TASK PROMPT
Pick out the lines containing "bendagged".

[start THE INPUT]

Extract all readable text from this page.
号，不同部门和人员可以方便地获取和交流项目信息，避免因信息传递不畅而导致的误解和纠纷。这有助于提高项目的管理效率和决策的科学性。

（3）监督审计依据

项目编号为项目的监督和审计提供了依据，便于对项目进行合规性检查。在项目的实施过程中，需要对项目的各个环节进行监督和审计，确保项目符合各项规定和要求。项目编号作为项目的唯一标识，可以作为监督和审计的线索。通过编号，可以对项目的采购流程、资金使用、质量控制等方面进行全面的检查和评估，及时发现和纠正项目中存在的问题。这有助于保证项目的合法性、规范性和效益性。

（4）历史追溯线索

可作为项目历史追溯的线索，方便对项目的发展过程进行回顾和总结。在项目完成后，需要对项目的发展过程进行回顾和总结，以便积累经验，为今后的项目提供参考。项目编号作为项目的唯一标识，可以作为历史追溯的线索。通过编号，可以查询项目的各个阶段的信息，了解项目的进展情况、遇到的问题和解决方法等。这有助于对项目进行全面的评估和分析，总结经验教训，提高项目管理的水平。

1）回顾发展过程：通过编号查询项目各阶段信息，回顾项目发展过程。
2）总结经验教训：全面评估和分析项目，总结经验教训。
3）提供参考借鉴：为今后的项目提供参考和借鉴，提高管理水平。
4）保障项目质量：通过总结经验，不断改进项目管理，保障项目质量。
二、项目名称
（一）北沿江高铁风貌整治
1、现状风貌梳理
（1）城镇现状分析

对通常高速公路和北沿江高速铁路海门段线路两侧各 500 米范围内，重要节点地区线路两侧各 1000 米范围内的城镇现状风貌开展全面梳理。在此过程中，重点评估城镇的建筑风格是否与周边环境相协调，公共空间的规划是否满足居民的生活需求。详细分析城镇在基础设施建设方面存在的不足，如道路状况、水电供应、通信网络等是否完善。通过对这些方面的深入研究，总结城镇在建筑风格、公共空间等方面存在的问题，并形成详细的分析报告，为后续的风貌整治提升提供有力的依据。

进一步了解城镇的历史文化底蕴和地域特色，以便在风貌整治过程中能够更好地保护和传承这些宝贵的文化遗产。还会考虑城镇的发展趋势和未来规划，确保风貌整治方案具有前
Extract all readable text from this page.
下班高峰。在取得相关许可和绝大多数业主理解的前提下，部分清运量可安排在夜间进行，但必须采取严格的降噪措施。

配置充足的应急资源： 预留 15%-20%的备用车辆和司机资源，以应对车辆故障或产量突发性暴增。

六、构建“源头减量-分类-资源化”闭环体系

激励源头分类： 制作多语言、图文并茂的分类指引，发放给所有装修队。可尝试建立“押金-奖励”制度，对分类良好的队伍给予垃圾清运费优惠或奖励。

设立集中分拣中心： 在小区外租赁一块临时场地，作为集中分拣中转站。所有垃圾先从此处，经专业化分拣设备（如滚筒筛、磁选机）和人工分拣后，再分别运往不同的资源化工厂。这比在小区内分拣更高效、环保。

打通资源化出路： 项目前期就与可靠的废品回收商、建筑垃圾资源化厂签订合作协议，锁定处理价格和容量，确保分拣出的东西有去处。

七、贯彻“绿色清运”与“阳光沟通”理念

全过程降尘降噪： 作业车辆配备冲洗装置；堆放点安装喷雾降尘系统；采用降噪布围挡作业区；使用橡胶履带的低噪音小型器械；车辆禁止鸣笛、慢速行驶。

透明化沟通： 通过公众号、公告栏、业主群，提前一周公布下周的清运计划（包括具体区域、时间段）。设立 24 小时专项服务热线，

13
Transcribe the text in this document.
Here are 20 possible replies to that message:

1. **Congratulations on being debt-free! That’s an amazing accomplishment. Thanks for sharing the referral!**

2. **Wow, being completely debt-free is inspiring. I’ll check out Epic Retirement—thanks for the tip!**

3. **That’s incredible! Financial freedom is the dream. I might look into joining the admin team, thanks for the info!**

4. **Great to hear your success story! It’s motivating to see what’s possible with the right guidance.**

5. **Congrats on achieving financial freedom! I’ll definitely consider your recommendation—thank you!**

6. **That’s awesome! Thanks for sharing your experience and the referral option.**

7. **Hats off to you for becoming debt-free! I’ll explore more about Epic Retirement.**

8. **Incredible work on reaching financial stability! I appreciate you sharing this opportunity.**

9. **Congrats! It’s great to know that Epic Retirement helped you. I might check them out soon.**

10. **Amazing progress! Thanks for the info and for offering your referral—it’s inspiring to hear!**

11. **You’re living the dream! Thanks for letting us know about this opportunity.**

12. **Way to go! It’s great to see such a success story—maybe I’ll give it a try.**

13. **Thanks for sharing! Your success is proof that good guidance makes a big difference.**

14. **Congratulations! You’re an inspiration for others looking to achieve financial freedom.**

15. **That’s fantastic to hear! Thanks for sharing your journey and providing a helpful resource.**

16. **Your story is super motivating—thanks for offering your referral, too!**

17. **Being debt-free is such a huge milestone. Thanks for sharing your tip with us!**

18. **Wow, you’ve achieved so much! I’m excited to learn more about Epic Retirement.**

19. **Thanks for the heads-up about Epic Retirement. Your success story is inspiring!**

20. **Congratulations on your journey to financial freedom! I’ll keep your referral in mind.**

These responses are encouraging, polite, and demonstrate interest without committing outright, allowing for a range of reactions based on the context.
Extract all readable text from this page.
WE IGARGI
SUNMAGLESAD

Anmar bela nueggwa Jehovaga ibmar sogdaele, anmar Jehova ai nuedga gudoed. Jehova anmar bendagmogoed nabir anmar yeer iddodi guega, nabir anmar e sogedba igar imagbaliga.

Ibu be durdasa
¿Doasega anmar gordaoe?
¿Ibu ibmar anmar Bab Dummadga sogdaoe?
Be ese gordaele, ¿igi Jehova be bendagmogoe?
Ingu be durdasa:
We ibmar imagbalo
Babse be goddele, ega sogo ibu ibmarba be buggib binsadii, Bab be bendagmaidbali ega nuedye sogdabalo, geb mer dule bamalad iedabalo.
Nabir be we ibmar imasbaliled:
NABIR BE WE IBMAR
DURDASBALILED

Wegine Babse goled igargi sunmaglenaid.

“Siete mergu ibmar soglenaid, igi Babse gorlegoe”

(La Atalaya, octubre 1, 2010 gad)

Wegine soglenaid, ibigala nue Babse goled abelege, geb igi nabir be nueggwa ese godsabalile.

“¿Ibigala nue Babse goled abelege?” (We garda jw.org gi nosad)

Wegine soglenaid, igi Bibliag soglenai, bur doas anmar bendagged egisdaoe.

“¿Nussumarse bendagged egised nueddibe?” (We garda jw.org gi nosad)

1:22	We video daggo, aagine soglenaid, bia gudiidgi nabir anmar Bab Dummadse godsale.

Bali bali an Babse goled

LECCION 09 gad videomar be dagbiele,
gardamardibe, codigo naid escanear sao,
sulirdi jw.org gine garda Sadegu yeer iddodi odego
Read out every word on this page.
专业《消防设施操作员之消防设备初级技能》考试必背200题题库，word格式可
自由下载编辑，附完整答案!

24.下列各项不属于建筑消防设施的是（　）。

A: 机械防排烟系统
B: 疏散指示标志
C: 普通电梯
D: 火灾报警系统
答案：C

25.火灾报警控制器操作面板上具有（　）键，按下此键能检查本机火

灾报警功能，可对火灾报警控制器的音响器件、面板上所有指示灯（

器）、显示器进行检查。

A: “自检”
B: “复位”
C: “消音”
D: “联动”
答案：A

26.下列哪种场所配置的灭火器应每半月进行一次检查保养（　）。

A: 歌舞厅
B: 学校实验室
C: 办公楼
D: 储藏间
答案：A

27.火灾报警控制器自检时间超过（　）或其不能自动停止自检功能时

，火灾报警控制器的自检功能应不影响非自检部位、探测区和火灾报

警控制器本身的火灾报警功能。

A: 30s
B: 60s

[end THE INPUT]

FINAL RESULT
Wegine soglenaid, igi Bibliag soglenai, bur doas anmar bendagged egisdaoe.
“¿Nussumarse bendagged egised nueddibe?” (We garda jw.org gi nosad)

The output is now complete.